=== The exercise ===
Format the stretch of the listing below, from the line containing "- text: Nov: [819, 521, 842, 535]" through the line containing "- x-tick-label: 8000: [848, 549, 876, 563]", as a numbered list, leaving out any blank lines.
______________________________
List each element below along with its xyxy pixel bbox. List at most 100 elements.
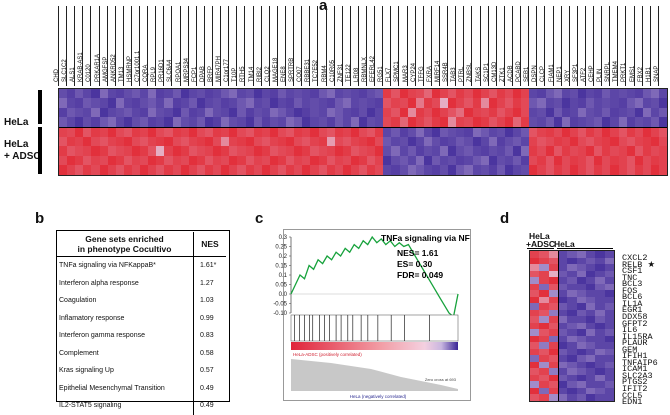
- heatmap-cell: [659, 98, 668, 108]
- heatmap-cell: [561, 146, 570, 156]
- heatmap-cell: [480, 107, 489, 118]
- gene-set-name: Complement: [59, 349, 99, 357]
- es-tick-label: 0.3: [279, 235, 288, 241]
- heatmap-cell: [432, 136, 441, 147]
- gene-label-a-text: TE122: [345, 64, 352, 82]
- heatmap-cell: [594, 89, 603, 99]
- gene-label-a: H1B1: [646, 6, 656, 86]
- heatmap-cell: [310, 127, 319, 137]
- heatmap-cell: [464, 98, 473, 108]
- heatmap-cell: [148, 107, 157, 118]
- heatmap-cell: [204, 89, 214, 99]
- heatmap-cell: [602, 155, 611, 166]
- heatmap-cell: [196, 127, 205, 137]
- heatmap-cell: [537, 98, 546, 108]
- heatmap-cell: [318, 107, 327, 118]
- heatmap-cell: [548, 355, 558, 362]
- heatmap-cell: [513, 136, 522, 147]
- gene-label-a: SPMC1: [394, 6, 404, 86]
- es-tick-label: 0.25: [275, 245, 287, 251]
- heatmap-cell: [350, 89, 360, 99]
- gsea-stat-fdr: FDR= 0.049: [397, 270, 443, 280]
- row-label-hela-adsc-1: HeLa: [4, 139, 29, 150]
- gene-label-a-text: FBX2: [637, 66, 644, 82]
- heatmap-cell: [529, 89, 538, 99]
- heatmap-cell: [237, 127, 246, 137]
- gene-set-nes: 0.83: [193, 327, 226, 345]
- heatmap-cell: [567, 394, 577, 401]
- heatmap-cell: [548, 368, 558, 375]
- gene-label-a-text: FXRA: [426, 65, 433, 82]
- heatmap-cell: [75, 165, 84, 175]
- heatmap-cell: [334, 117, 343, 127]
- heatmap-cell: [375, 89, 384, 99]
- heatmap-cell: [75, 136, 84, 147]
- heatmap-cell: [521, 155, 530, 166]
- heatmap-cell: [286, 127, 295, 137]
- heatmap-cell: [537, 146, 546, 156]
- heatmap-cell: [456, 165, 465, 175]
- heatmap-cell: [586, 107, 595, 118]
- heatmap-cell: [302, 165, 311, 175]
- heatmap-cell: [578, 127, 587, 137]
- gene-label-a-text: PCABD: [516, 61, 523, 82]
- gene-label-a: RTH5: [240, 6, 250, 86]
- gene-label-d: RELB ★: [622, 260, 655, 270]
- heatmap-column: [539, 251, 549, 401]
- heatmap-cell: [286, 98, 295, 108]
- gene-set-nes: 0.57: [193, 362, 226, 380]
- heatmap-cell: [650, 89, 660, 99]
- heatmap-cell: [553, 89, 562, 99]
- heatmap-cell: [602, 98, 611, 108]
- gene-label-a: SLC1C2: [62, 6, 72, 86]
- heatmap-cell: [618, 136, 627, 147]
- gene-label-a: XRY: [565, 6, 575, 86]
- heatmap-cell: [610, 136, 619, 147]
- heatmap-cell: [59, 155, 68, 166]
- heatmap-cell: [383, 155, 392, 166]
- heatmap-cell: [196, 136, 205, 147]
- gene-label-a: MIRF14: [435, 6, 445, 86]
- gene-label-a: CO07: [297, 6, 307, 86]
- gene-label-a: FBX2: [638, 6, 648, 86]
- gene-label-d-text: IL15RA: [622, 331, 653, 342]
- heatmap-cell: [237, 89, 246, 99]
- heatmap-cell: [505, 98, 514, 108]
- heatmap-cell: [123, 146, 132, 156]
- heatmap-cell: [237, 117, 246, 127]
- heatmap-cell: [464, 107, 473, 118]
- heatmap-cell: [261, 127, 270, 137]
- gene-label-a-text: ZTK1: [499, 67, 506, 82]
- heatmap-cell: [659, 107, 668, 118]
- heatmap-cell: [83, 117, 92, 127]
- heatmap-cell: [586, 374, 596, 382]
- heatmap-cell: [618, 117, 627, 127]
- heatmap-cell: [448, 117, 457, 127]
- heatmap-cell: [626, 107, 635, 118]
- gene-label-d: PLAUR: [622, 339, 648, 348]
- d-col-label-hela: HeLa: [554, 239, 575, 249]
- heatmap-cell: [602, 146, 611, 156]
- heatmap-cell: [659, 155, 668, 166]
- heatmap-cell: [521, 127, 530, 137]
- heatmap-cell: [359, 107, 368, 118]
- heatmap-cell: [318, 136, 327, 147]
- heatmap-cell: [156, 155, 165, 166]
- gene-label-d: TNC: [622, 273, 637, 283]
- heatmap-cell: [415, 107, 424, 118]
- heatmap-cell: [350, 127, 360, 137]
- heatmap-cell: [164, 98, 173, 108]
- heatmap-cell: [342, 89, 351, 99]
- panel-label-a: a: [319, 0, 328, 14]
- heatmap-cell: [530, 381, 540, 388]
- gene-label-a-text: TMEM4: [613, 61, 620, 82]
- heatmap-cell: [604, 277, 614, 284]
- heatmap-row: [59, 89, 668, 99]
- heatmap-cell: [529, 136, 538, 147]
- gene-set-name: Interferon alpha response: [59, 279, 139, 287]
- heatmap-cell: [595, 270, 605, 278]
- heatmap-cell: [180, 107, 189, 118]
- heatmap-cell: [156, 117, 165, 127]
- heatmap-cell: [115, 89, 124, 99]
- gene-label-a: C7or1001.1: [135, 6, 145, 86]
______________________________
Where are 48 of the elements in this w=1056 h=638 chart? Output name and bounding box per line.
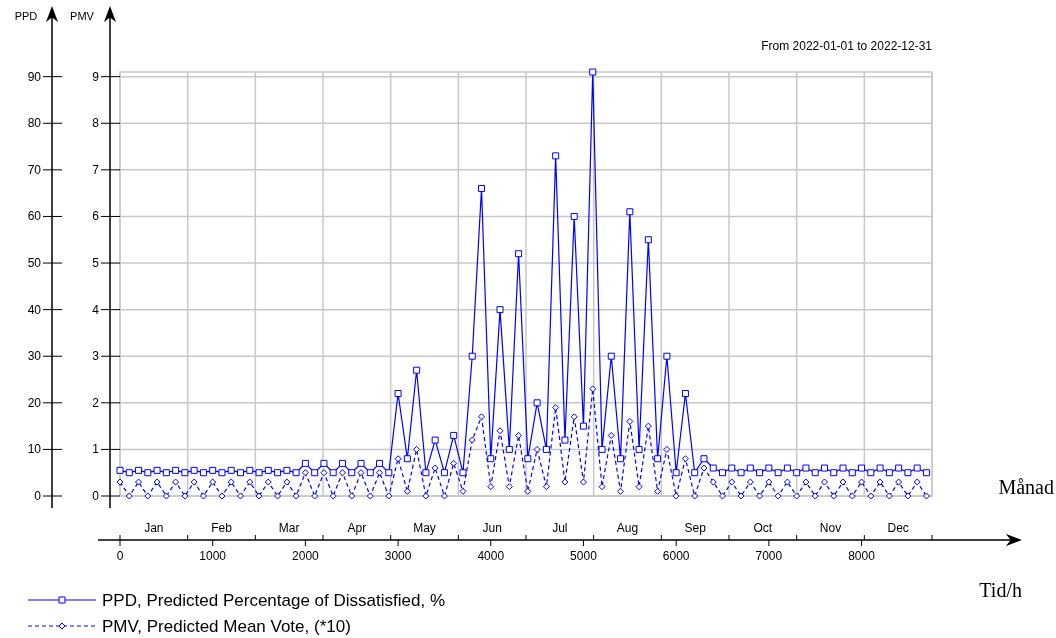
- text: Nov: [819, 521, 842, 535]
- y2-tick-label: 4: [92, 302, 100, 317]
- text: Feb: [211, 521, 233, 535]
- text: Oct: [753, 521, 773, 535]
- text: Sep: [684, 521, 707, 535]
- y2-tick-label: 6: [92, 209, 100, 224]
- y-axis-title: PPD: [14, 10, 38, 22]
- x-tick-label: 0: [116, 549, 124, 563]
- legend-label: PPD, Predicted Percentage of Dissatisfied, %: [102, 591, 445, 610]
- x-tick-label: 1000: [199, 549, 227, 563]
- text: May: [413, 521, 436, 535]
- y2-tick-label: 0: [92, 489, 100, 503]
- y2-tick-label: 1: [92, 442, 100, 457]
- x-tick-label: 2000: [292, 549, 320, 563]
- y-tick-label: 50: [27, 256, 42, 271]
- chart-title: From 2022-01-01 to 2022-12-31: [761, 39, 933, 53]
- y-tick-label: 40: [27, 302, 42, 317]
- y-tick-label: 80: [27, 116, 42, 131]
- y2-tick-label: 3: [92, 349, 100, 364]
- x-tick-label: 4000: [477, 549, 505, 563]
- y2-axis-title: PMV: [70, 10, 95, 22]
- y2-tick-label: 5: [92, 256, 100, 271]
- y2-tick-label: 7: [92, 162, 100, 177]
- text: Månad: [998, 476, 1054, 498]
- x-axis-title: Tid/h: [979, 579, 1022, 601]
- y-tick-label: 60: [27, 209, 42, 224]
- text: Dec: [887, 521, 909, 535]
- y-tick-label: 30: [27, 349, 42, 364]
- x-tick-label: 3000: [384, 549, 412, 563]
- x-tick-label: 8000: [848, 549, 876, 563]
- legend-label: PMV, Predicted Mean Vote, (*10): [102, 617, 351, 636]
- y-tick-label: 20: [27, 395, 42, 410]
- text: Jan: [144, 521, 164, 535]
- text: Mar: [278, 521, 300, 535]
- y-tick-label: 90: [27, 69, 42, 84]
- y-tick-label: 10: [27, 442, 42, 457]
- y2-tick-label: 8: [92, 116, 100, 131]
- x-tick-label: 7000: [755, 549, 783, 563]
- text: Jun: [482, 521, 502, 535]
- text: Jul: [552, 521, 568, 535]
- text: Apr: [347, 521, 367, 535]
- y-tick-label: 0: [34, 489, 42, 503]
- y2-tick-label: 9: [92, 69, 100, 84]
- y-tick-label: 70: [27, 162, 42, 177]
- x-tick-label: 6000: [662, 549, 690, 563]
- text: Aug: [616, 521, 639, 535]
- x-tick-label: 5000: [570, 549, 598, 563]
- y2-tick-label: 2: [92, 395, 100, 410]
______________________________
=== The response ===
1. - text: Nov: [819, 521, 842, 535]
2. - y2-tick-label: 4: [92, 302, 100, 317]
3. - text: Feb: [211, 521, 233, 535]
4. - text: Oct: [753, 521, 773, 535]
5. - text: Sep: [684, 521, 707, 535]
6. - y2-tick-label: 6: [92, 209, 100, 224]
7. - y-axis-title: PPD: [14, 10, 38, 22]
8. - x-tick-label: 0: [116, 549, 124, 563]
9. - legend-label: PPD, Predicted Percentage of Dissatisfied, %: [102, 591, 445, 610]
10. - x-tick-label: 1000: [199, 549, 227, 563]
11. - text: May: [413, 521, 436, 535]
12. - y2-tick-label: 0: [92, 489, 100, 503]
13. - y2-tick-label: 1: [92, 442, 100, 457]
14. - x-tick-label: 2000: [292, 549, 320, 563]
15. - y-tick-label: 50: [27, 256, 42, 271]
16. - chart-title: From 2022-01-01 to 2022-12-31: [761, 39, 933, 53]
17. - y-tick-label: 40: [27, 302, 42, 317]
18. - y-tick-label: 80: [27, 116, 42, 131]
19. - y2-tick-label: 3: [92, 349, 100, 364]
20. - x-tick-label: 4000: [477, 549, 505, 563]
21. - y2-axis-title: PMV: [70, 10, 95, 22]
22. - y2-tick-label: 5: [92, 256, 100, 271]
23. - y2-tick-label: 7: [92, 162, 100, 177]
24. - text: Månad: [998, 476, 1054, 498]
25. - x-axis-title: Tid/h: [979, 579, 1022, 601]
26. - y-tick-label: 60: [27, 209, 42, 224]
27. - text: Dec: [887, 521, 909, 535]
28. - y-tick-label: 30: [27, 349, 42, 364]
29. - x-tick-label: 3000: [384, 549, 412, 563]
30. - x-tick-label: 8000: [848, 549, 876, 563]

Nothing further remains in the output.